Items from a figure collection
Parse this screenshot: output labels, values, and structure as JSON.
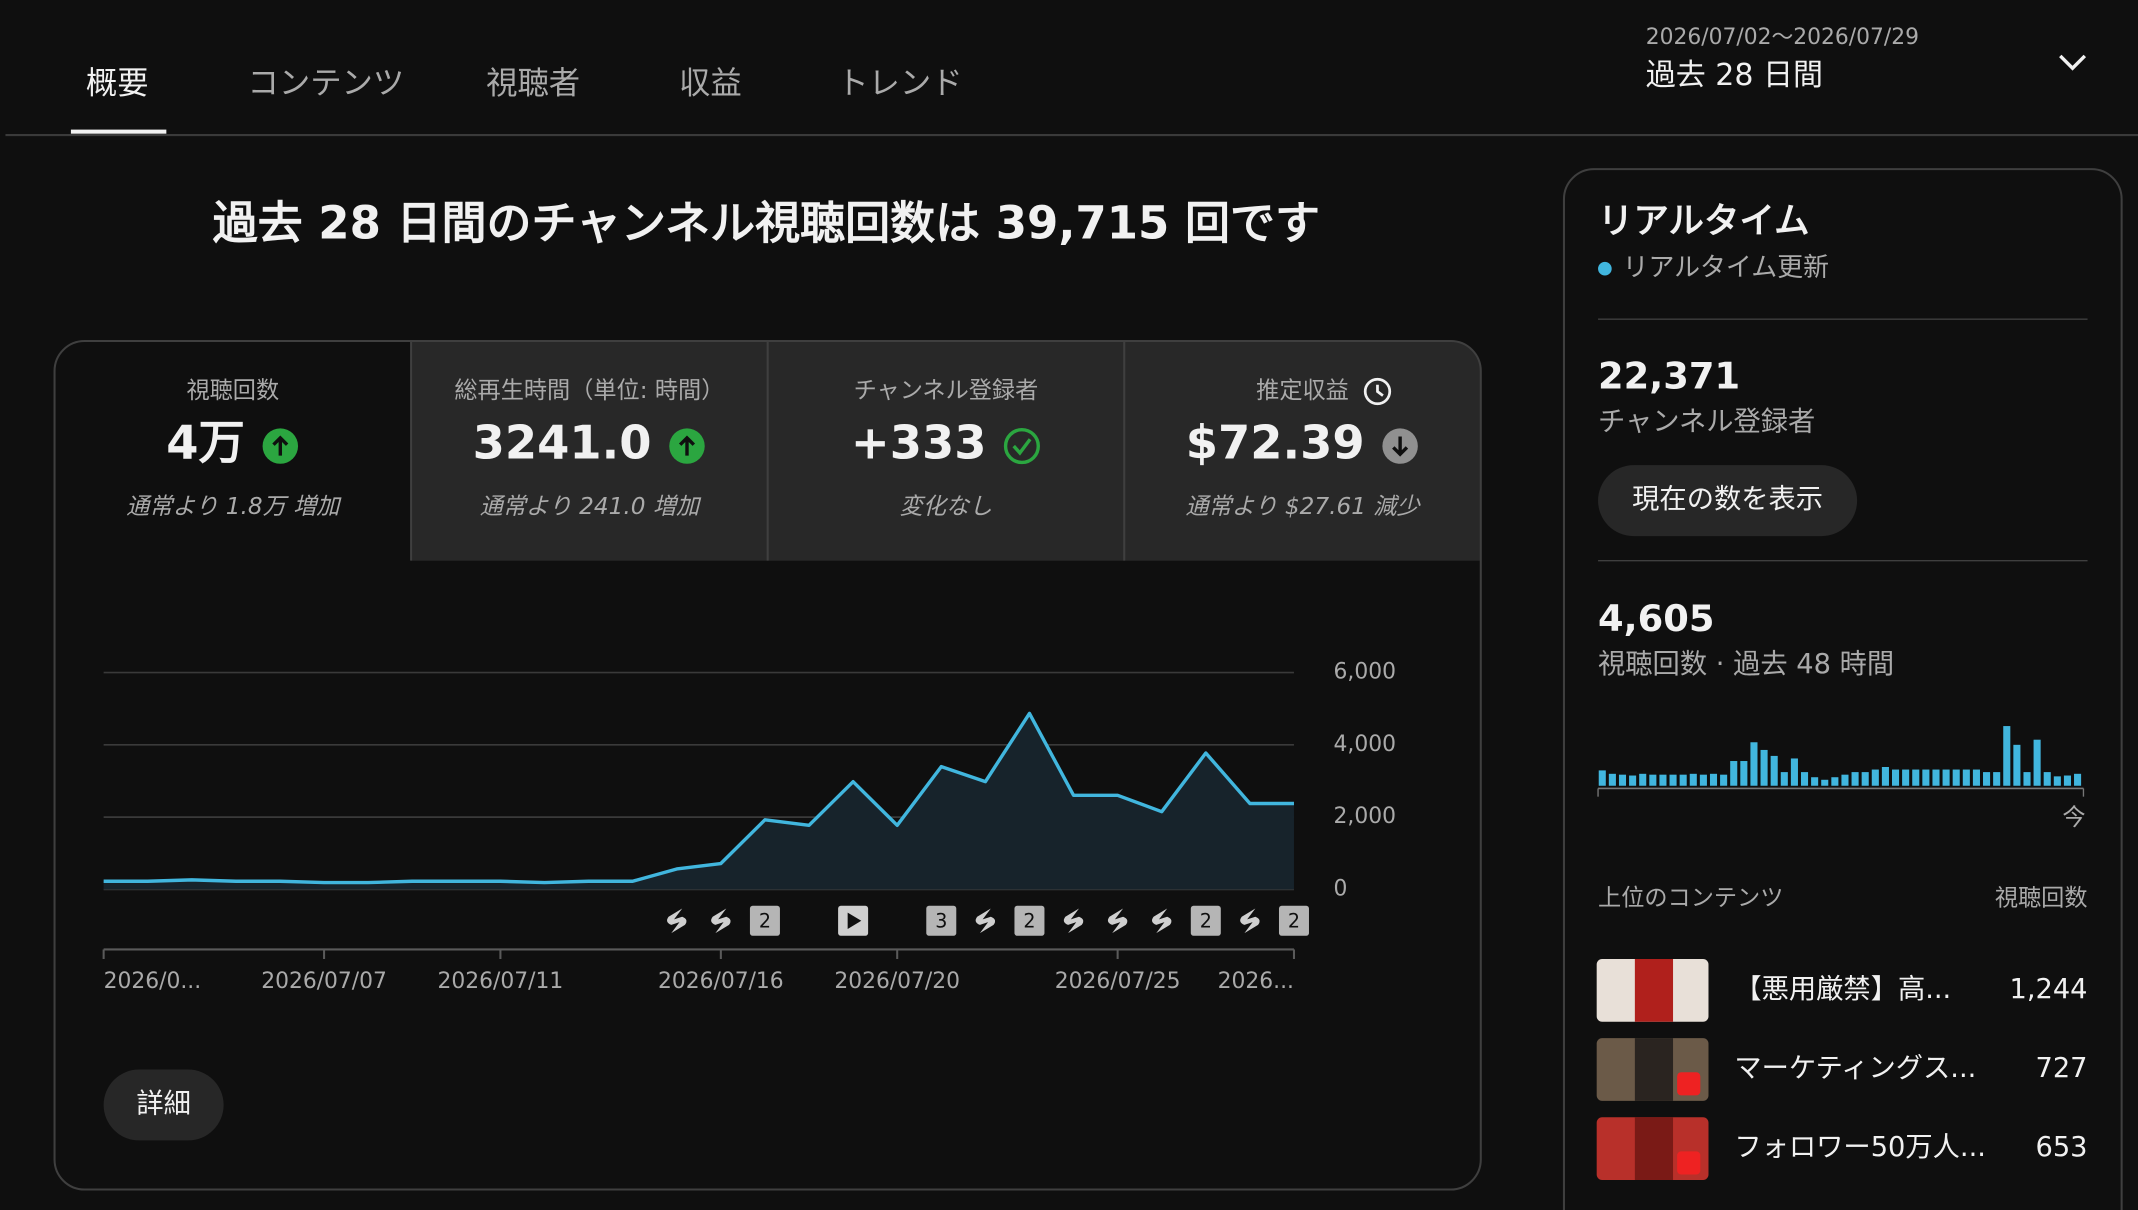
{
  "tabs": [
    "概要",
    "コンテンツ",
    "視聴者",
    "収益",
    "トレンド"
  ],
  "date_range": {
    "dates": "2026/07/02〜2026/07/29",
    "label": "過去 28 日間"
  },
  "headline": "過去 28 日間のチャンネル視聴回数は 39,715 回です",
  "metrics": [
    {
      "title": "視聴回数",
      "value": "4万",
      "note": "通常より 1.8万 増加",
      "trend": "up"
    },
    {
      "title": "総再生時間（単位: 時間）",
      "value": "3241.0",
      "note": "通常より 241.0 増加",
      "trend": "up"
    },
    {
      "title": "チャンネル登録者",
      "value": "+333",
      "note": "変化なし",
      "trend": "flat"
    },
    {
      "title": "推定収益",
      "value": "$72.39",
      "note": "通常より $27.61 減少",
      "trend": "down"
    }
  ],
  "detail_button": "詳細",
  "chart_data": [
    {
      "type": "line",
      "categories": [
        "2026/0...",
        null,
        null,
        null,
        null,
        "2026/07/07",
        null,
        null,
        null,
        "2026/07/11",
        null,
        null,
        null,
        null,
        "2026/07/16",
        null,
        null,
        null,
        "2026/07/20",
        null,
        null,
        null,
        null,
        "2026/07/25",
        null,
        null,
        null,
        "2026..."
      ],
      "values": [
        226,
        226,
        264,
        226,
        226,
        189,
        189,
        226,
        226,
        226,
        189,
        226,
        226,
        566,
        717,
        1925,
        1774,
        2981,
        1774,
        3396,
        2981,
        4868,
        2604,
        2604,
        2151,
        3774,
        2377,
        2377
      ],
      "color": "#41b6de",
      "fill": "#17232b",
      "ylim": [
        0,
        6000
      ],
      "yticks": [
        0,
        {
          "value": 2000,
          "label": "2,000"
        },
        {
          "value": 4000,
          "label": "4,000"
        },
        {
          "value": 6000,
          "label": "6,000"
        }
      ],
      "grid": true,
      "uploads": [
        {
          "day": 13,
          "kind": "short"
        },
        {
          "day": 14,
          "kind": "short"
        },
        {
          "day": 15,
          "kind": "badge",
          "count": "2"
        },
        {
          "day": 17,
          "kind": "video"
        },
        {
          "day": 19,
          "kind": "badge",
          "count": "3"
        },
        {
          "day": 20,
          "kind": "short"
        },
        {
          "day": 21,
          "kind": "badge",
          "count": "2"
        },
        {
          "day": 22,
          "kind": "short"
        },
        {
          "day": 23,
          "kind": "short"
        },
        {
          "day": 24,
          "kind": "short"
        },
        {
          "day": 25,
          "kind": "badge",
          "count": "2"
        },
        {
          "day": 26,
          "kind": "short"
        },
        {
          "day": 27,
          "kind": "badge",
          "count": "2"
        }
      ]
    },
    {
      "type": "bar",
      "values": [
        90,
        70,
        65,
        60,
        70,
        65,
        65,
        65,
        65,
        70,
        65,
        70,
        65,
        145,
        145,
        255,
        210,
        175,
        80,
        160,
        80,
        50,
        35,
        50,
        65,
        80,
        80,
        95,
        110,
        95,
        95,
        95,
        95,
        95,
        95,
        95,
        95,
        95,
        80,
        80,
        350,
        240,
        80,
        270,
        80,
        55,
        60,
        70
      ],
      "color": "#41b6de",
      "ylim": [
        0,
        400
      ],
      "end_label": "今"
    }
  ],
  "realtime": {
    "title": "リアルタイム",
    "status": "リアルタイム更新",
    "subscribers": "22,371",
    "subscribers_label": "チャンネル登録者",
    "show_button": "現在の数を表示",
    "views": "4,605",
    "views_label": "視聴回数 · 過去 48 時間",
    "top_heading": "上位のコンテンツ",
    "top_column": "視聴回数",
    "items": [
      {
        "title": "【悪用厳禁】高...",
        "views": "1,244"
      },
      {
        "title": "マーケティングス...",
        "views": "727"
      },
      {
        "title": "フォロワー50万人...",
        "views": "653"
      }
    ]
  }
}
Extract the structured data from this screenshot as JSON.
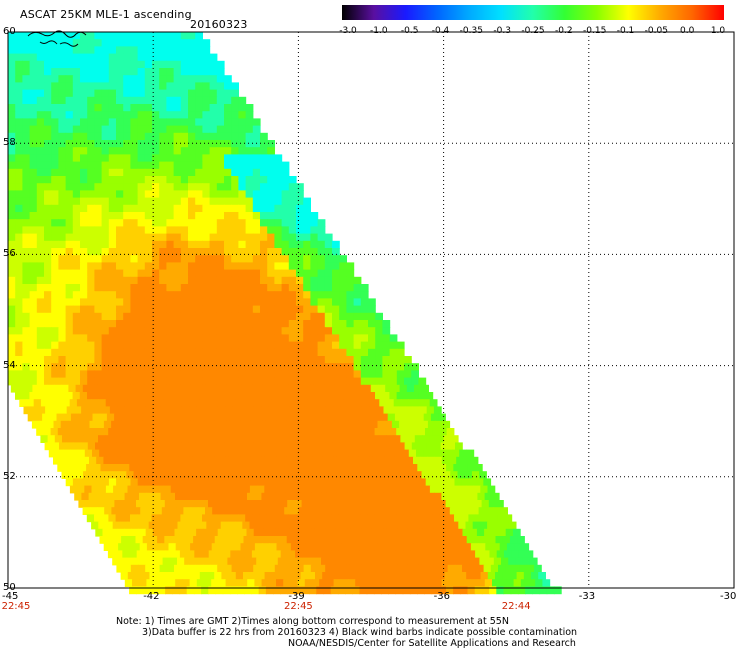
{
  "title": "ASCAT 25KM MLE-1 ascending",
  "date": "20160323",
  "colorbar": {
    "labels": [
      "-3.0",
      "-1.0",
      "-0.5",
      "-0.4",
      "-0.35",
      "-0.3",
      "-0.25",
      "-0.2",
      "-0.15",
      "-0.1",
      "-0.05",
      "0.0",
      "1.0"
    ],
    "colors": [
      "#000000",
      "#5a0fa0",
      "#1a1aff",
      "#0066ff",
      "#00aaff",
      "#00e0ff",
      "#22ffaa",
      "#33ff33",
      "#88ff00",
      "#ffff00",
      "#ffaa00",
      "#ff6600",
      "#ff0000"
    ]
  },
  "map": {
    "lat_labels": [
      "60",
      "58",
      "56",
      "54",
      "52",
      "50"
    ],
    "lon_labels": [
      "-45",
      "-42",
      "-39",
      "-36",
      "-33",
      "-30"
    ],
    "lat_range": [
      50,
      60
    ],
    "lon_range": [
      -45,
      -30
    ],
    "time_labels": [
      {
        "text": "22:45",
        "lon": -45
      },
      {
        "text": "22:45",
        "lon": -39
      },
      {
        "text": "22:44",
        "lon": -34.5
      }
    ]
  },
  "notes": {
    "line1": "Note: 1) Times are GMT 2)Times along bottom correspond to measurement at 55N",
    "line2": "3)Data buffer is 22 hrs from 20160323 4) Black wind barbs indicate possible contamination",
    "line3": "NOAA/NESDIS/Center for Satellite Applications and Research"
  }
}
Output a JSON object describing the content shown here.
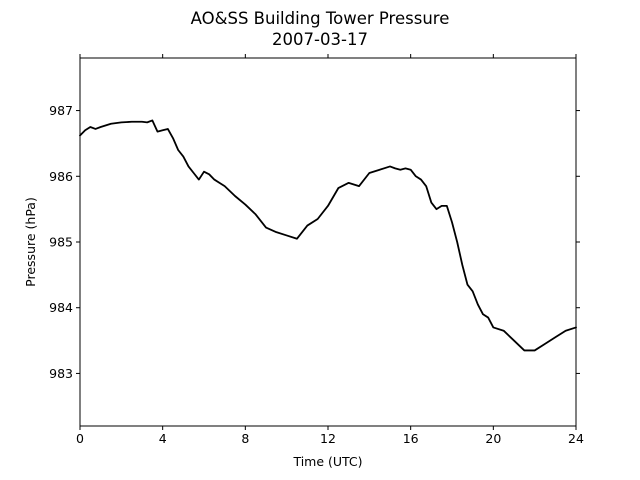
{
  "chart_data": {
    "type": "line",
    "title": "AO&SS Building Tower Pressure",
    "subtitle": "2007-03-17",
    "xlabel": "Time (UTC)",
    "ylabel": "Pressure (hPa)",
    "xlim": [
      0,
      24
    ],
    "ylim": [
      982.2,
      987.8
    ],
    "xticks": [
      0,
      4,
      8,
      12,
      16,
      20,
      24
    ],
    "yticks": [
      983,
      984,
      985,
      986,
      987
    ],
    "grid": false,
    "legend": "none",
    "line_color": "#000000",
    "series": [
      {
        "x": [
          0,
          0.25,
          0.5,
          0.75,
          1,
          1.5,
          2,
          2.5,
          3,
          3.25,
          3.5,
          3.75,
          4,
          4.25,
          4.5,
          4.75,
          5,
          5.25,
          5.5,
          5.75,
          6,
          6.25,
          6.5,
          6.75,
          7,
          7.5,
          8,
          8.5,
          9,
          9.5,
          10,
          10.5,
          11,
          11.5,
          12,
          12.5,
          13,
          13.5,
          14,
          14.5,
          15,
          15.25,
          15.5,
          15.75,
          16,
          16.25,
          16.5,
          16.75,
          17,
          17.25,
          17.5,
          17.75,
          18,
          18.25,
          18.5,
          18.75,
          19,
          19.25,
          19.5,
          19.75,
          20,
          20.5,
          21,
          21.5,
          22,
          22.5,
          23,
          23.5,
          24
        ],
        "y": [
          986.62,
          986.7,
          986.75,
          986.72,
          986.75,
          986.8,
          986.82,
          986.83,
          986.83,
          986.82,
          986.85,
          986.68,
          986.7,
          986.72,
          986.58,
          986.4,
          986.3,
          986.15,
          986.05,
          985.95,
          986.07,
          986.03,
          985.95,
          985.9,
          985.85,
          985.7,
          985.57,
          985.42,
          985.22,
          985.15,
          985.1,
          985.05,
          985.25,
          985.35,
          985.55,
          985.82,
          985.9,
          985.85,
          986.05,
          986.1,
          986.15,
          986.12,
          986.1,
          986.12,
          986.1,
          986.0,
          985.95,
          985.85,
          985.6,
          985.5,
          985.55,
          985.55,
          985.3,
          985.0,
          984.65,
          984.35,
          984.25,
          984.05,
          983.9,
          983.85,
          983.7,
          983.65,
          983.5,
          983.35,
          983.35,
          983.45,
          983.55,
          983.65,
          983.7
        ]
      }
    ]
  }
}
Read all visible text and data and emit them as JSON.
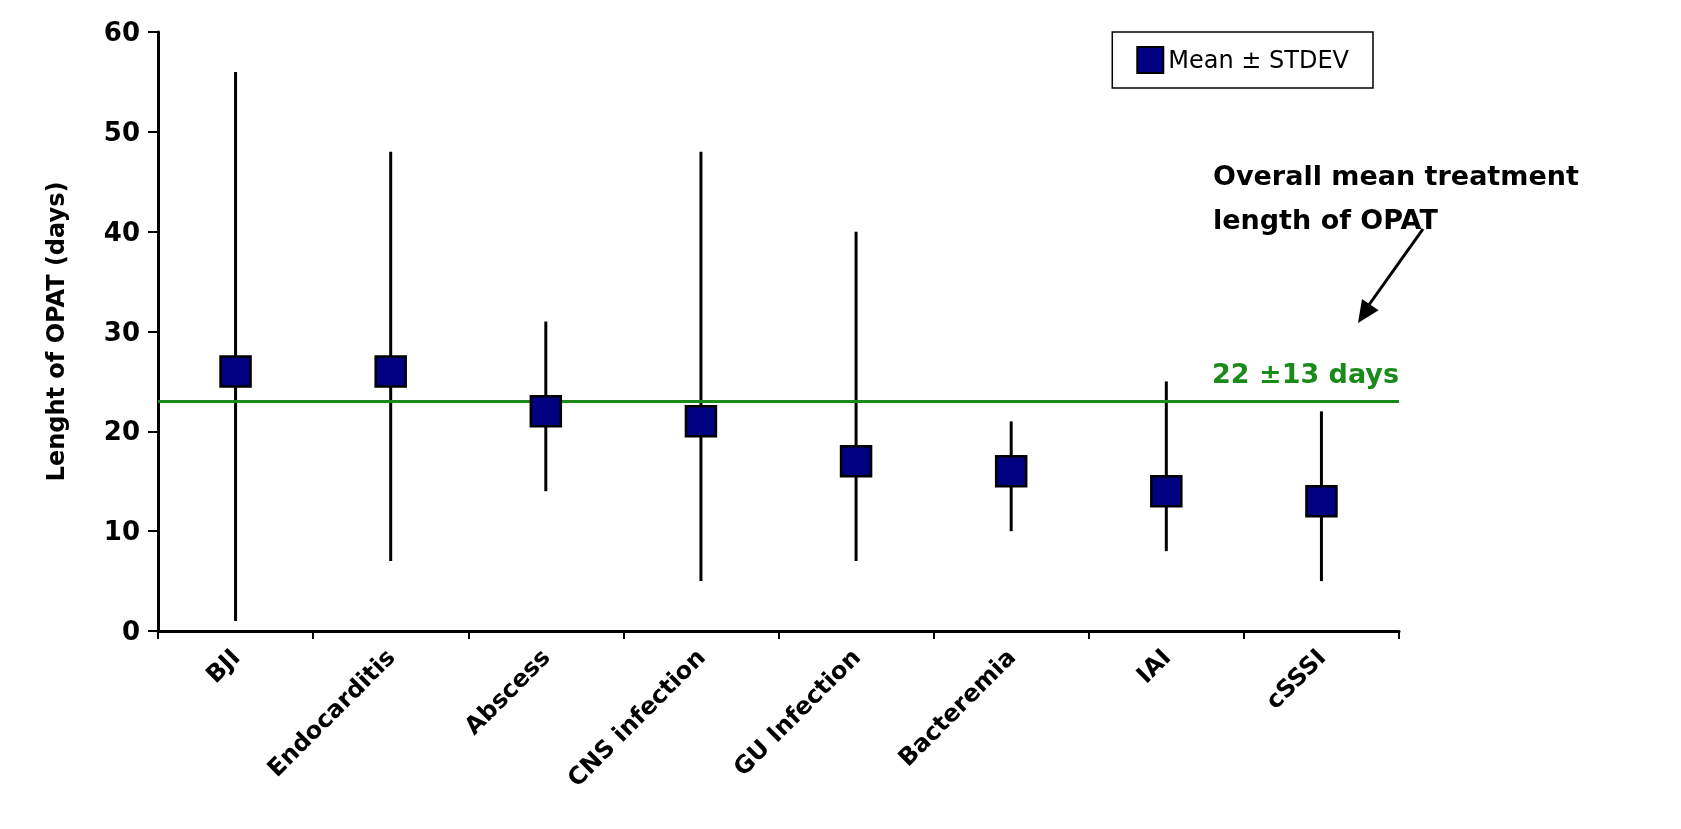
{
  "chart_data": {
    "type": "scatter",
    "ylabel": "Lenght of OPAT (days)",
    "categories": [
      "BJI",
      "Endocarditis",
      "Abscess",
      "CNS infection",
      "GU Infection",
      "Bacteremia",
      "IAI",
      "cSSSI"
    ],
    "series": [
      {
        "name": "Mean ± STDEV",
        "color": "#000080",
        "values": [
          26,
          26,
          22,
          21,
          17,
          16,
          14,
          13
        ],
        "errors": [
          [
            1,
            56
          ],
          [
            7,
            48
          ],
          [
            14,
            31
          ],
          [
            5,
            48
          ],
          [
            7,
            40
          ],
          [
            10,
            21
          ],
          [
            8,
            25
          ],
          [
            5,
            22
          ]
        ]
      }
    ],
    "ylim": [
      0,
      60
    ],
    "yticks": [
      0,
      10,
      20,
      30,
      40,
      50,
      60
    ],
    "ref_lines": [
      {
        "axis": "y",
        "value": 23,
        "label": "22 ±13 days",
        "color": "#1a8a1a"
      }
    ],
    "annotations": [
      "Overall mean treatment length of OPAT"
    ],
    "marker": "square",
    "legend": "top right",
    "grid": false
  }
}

[What you will do] Copy each line above that contains the word "days".

[Output for this exercise]
    "ylabel": "Lenght of OPAT (days)",
        "label": "22 ±13 days",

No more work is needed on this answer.